EXERCISE TASK → Scan the material that follows. Copy every line containing the word "设计意图".

DATA ENTRIES →
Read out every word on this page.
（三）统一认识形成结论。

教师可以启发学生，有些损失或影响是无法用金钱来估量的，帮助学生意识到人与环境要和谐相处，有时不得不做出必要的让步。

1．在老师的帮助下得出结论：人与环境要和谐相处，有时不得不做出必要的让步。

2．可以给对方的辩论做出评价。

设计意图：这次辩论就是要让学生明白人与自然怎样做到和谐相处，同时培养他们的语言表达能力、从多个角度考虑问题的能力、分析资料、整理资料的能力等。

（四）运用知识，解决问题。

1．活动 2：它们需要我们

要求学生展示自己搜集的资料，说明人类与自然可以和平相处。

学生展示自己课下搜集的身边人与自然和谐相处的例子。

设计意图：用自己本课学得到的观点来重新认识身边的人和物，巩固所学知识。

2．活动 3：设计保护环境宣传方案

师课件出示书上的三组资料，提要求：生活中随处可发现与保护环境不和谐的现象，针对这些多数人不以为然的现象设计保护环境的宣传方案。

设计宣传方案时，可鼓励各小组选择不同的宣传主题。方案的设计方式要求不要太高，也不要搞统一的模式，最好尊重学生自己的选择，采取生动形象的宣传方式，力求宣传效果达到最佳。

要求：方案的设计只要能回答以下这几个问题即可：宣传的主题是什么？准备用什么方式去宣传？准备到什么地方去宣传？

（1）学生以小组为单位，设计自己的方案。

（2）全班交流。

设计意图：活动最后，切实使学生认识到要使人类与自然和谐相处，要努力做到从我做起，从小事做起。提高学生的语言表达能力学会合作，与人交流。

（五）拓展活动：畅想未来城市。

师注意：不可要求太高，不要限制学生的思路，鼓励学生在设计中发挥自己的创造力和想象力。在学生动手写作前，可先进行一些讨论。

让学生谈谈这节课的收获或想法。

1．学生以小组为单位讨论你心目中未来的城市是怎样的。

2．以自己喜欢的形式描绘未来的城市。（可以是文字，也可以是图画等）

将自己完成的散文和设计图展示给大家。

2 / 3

EXERCISE SOLUTION →
设计意图：这次辩论就是要让学生明白人与自然怎样做到和谐相处，同时培养他们的语言表达能力、从多个角度考虑问题的能力、分析资料、整理资料的能力等。
设计意图：用自己本课学得到的观点来重新认识身边的人和物，巩固所学知识。
设计意图：活动最后，切实使学生认识到要使人类与自然和谐相处，要努力做到从我做起，从小事做起。提高学生的语言表达能力学会合作，与人交流。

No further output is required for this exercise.